Only the lines from the one containing "What's the underlying" through the end of the entries should be returned, exactly as they are, with the pictures omitted.

Figure contents as structured data

>> begin

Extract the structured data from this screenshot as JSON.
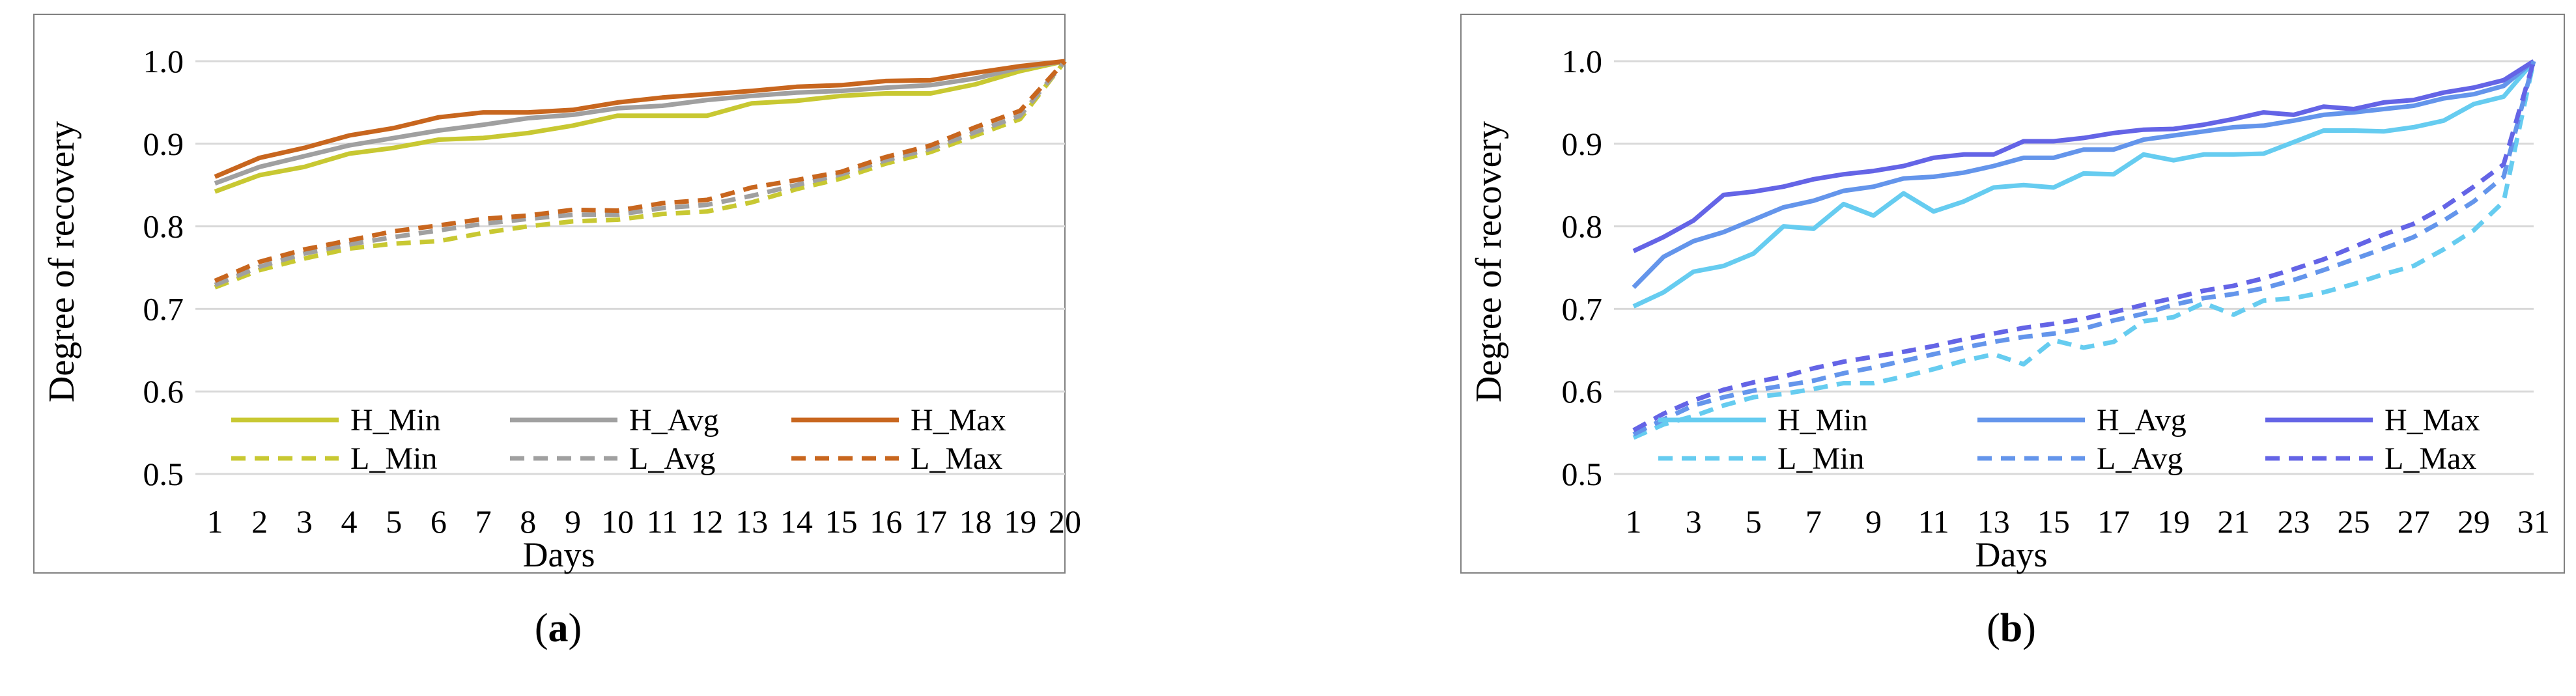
{
  "panels": [
    "(a)",
    "(b)"
  ],
  "colors": {
    "H_Min_a": "#C8C832",
    "H_Avg_a": "#A0A0A0",
    "H_Max_a": "#C8661E",
    "H_Min_b": "#66CCF0",
    "H_Avg_b": "#6495EB",
    "H_Max_b": "#6464E6",
    "grid": "#D9D9D9",
    "frame": "#808080"
  },
  "chart_data": [
    {
      "type": "line",
      "panel_label": "(a)",
      "xlabel": "Days",
      "ylabel": "Degree of recovery",
      "ylim": [
        0.5,
        1.0
      ],
      "yticks": [
        "0.5",
        "0.6",
        "0.7",
        "0.8",
        "0.9",
        "1.0"
      ],
      "grid": true,
      "legend_position": "bottom-inside",
      "categories": [
        "1",
        "2",
        "3",
        "4",
        "5",
        "6",
        "7",
        "8",
        "9",
        "10",
        "11",
        "12",
        "13",
        "14",
        "15",
        "16",
        "17",
        "18",
        "19",
        "20"
      ],
      "series": [
        {
          "name": "H_Min",
          "style": "solid",
          "values": [
            0.842,
            0.862,
            0.872,
            0.888,
            0.895,
            0.905,
            0.907,
            0.913,
            0.922,
            0.934,
            0.934,
            0.934,
            0.949,
            0.952,
            0.958,
            0.961,
            0.961,
            0.972,
            0.988,
            1.0
          ]
        },
        {
          "name": "H_Avg",
          "style": "solid",
          "values": [
            0.852,
            0.872,
            0.885,
            0.898,
            0.907,
            0.916,
            0.923,
            0.931,
            0.935,
            0.943,
            0.946,
            0.953,
            0.958,
            0.962,
            0.964,
            0.968,
            0.971,
            0.979,
            0.992,
            1.0
          ]
        },
        {
          "name": "H_Max",
          "style": "solid",
          "values": [
            0.86,
            0.883,
            0.895,
            0.91,
            0.919,
            0.932,
            0.938,
            0.938,
            0.941,
            0.95,
            0.956,
            0.96,
            0.964,
            0.969,
            0.971,
            0.976,
            0.977,
            0.986,
            0.994,
            1.0
          ]
        },
        {
          "name": "L_Min",
          "style": "dashed",
          "values": [
            0.726,
            0.747,
            0.761,
            0.773,
            0.779,
            0.782,
            0.792,
            0.8,
            0.806,
            0.808,
            0.815,
            0.818,
            0.829,
            0.845,
            0.858,
            0.876,
            0.89,
            0.91,
            0.93,
            1.0
          ]
        },
        {
          "name": "L_Avg",
          "style": "dashed",
          "values": [
            0.729,
            0.751,
            0.767,
            0.778,
            0.787,
            0.795,
            0.803,
            0.809,
            0.814,
            0.814,
            0.822,
            0.826,
            0.837,
            0.85,
            0.863,
            0.88,
            0.894,
            0.914,
            0.934,
            1.0
          ]
        },
        {
          "name": "L_Max",
          "style": "dashed",
          "values": [
            0.734,
            0.757,
            0.772,
            0.783,
            0.794,
            0.801,
            0.809,
            0.813,
            0.82,
            0.819,
            0.828,
            0.832,
            0.847,
            0.856,
            0.866,
            0.884,
            0.898,
            0.92,
            0.94,
            1.0
          ]
        }
      ]
    },
    {
      "type": "line",
      "panel_label": "(b)",
      "xlabel": "Days",
      "ylabel": "Degree of recovery",
      "ylim": [
        0.5,
        1.0
      ],
      "yticks": [
        "0.5",
        "0.6",
        "0.7",
        "0.8",
        "0.9",
        "1.0"
      ],
      "grid": true,
      "legend_position": "bottom-inside",
      "categories": [
        "1",
        "2",
        "3",
        "4",
        "5",
        "6",
        "7",
        "8",
        "9",
        "10",
        "11",
        "12",
        "13",
        "14",
        "15",
        "16",
        "17",
        "18",
        "19",
        "20",
        "21",
        "22",
        "23",
        "24",
        "25",
        "26",
        "27",
        "28",
        "29",
        "30",
        "31"
      ],
      "tick_labels": [
        "1",
        "3",
        "5",
        "7",
        "9",
        "11",
        "13",
        "15",
        "17",
        "19",
        "21",
        "23",
        "25",
        "27",
        "29",
        "31"
      ],
      "series": [
        {
          "name": "H_Min",
          "style": "solid",
          "values": [
            0.703,
            0.72,
            0.745,
            0.752,
            0.767,
            0.8,
            0.797,
            0.827,
            0.813,
            0.84,
            0.818,
            0.83,
            0.847,
            0.85,
            0.847,
            0.864,
            0.863,
            0.887,
            0.88,
            0.887,
            0.887,
            0.888,
            0.902,
            0.916,
            0.916,
            0.915,
            0.92,
            0.928,
            0.948,
            0.957,
            1.0
          ]
        },
        {
          "name": "H_Avg",
          "style": "solid",
          "values": [
            0.726,
            0.763,
            0.782,
            0.793,
            0.808,
            0.823,
            0.831,
            0.843,
            0.848,
            0.858,
            0.86,
            0.865,
            0.873,
            0.883,
            0.883,
            0.893,
            0.893,
            0.905,
            0.91,
            0.915,
            0.92,
            0.922,
            0.928,
            0.935,
            0.938,
            0.942,
            0.946,
            0.955,
            0.96,
            0.97,
            1.0
          ]
        },
        {
          "name": "H_Max",
          "style": "solid",
          "values": [
            0.77,
            0.787,
            0.807,
            0.838,
            0.842,
            0.848,
            0.857,
            0.863,
            0.867,
            0.873,
            0.883,
            0.887,
            0.887,
            0.903,
            0.903,
            0.907,
            0.913,
            0.917,
            0.918,
            0.923,
            0.93,
            0.938,
            0.935,
            0.945,
            0.942,
            0.95,
            0.953,
            0.962,
            0.968,
            0.977,
            1.0
          ]
        },
        {
          "name": "L_Min",
          "style": "dashed",
          "values": [
            0.544,
            0.56,
            0.57,
            0.583,
            0.593,
            0.597,
            0.603,
            0.61,
            0.61,
            0.618,
            0.627,
            0.637,
            0.645,
            0.633,
            0.662,
            0.653,
            0.66,
            0.685,
            0.69,
            0.707,
            0.693,
            0.71,
            0.713,
            0.72,
            0.73,
            0.742,
            0.752,
            0.772,
            0.795,
            0.83,
            1.0
          ]
        },
        {
          "name": "L_Avg",
          "style": "dashed",
          "values": [
            0.548,
            0.566,
            0.583,
            0.593,
            0.601,
            0.607,
            0.613,
            0.622,
            0.629,
            0.637,
            0.645,
            0.653,
            0.66,
            0.666,
            0.67,
            0.676,
            0.686,
            0.694,
            0.705,
            0.713,
            0.718,
            0.725,
            0.735,
            0.747,
            0.76,
            0.773,
            0.787,
            0.807,
            0.83,
            0.86,
            1.0
          ]
        },
        {
          "name": "L_Max",
          "style": "dashed",
          "values": [
            0.553,
            0.573,
            0.589,
            0.602,
            0.611,
            0.618,
            0.628,
            0.636,
            0.642,
            0.648,
            0.655,
            0.663,
            0.67,
            0.677,
            0.682,
            0.688,
            0.696,
            0.705,
            0.713,
            0.722,
            0.728,
            0.737,
            0.748,
            0.76,
            0.775,
            0.79,
            0.803,
            0.823,
            0.848,
            0.875,
            1.0
          ]
        }
      ]
    }
  ]
}
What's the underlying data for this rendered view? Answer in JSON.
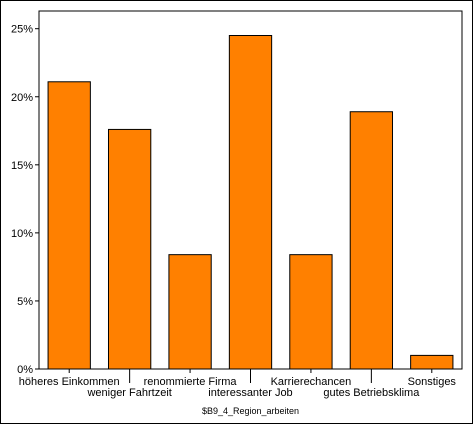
{
  "chart_data": {
    "type": "bar",
    "categories": [
      "höheres Einkommen",
      "weniger Fahrtzeit",
      "renommierte Firma",
      "interessanter Job",
      "Karrierechancen",
      "gutes Betriebsklima",
      "Sonstiges"
    ],
    "values": [
      21.1,
      17.6,
      8.4,
      24.5,
      8.4,
      18.9,
      1.0
    ],
    "y_ticks": [
      "0%",
      "5%",
      "10%",
      "15%",
      "20%",
      "25%"
    ],
    "ylim": [
      0,
      26.3
    ],
    "xlabel": "$B9_4_Region_arbeiten",
    "ylabel": "",
    "title": "",
    "grid": false,
    "colors": {
      "bar_fill": "#FF8000",
      "bar_stroke": "#000000",
      "plot_border": "#000000"
    }
  }
}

>> end

• _Exercise solution_
What's the underlying data for this rendered view? Answer in JSON.
{
  "chart_data": {
    "type": "bar",
    "categories": [
      "höheres Einkommen",
      "weniger Fahrtzeit",
      "renommierte Firma",
      "interessanter Job",
      "Karrierechancen",
      "gutes Betriebsklima",
      "Sonstiges"
    ],
    "values": [
      21.1,
      17.6,
      8.4,
      24.5,
      8.4,
      18.9,
      1.0
    ],
    "y_ticks": [
      "0%",
      "5%",
      "10%",
      "15%",
      "20%",
      "25%"
    ],
    "ylim": [
      0,
      26.3
    ],
    "xlabel": "$B9_4_Region_arbeiten",
    "ylabel": "",
    "title": "",
    "grid": false,
    "colors": {
      "bar_fill": "#FF8000",
      "bar_stroke": "#000000",
      "plot_border": "#000000"
    }
  }
}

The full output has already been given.